- _GOAL OF THE EXERCISE_:
Reproduce the part of the forum thread below that runs from "Possible Mission is" to "- latest update.", word for word.

Yes it does feel to me like there have been more horse falls than normal, but maybe we’ve just had some dramatic ones to start the day off with?


----------



## scats (7 May 2022)

Any news on Nicola? 
I’m not watching but heard she had a bad fall.


----------



## Lexi_ (7 May 2022)

Unfortunate round for Helen Wilson. When she wasn’t having braking issues they were going really nicely.


----------



## clairebearnz (7 May 2022)

So stoked about Amanda Pottinger - love seeing the little ex-racehorses pinging around. Gosh he's a catty wee thing.


----------



## Ambers Echo (7 May 2022)

I’m going to shut up now. Every time I post, the rider I’m supporting promptly falls or retires!


----------



## sasquatch (7 May 2022)

Possible Mission is another horse looking like he’s enjoying himself!


----------



## sasquatch (7 May 2022)

Nicola is stable and in hospital - latest update.


----------



## fidleyspromise (7 May 2022)

Nicola Wilson off to hospital for scans but is stable


----------



## fetlock (7 May 2022)

So Nicola transferred to hospital, and "stable"


----------



## shortstuff99 (7 May 2022)

This is what slightly worries me about air vests, would Cathal have been able to scoot out the way as he did if he had been wearing a vest?


----------



## DiNozzo (7 May 2022)

shortstuff99 said:



			This is what slightly worries me about air vests, would Cathal have been able to scoot out the way as he did if he had been wearing a vest?
		
Click to expand...

I think there's probably as many ways air jackets can save you as cause you problems, it just depends on what does actually happen on the day.


----------



## Wishfilly (7 May 2022)

Just seen on FB (badminton official page) that Nicola is in hospital but stable and will have precautionary scans. JL Dublin is comfortable apparently.


----------



## Lexi_ (7 May 2022)

I can’t get a sense of how fast this course is riding at all. Carjatan looked like he was cruising round but that’s a huge amount of time faults.

That’s a real shame for Mollie.


----------



## Michen (7 May 2022)

Shame about Mollie. Really like everything I’ve seen from her on social media, lumhulen etc but not the numerous times she struck her horse around this XC. Pressure got the better of her I think.


----------



## DiNozzo (7 May 2022)

Good job Kitty!!


----------



## Ambers Echo (7 May 2022)

Woah well rescued!! Clever pony too


----------



## Supertrooper (7 May 2022)

Who’s in the lead?


----------



## Ambers Echo (7 May 2022)

Piggy then Ros


----------



## Supertrooper (7 May 2022)

Glad to see some news re Nicola & Dubs


----------



## clairebearnz (7 May 2022)

Supertrooper said:



			Who’s in the lead?
		
Click to expand...

- _RECORD SET_:
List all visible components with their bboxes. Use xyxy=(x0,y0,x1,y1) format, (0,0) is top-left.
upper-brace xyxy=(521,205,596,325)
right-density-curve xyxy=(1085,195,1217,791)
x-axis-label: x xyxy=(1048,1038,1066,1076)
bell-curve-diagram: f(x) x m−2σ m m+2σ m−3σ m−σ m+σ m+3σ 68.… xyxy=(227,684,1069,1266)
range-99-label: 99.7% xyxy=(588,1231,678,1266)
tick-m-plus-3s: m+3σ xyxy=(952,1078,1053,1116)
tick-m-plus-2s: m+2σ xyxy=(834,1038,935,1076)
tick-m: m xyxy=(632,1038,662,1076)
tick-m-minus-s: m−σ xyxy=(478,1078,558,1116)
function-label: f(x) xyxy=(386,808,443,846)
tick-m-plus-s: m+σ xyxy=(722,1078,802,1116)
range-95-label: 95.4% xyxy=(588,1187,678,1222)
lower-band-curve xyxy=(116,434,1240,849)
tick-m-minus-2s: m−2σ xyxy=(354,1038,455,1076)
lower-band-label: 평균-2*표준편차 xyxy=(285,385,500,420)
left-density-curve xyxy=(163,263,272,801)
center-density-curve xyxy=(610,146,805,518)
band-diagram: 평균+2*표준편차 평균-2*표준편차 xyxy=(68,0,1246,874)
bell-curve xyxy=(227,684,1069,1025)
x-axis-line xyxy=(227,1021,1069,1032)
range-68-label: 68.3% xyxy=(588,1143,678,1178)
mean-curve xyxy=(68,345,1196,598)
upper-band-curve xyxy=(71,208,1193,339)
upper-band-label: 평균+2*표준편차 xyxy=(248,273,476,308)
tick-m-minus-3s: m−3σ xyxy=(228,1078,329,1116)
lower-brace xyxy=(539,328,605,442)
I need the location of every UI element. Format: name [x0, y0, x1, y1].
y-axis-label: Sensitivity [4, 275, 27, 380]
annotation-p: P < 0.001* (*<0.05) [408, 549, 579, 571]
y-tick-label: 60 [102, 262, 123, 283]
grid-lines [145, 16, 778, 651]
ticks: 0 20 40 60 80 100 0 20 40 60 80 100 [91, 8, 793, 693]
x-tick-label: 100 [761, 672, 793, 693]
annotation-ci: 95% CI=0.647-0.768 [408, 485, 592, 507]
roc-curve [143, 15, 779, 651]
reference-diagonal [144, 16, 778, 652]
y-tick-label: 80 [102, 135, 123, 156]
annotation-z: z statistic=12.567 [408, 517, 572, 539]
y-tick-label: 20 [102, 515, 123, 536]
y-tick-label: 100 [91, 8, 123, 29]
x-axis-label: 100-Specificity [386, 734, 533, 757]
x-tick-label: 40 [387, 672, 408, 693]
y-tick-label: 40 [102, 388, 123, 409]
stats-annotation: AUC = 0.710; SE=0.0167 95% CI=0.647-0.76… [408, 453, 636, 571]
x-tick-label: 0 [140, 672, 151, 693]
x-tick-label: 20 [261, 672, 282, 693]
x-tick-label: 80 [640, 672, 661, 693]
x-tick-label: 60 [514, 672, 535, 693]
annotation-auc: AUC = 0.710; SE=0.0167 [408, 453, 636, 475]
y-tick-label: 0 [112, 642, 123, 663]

- _EXERCISE SOLUTION_:
Possible Mission is another horse looking like he’s enjoying himself!


----------



## sasquatch (7 May 2022)

Nicola is stable and in hospital - latest update.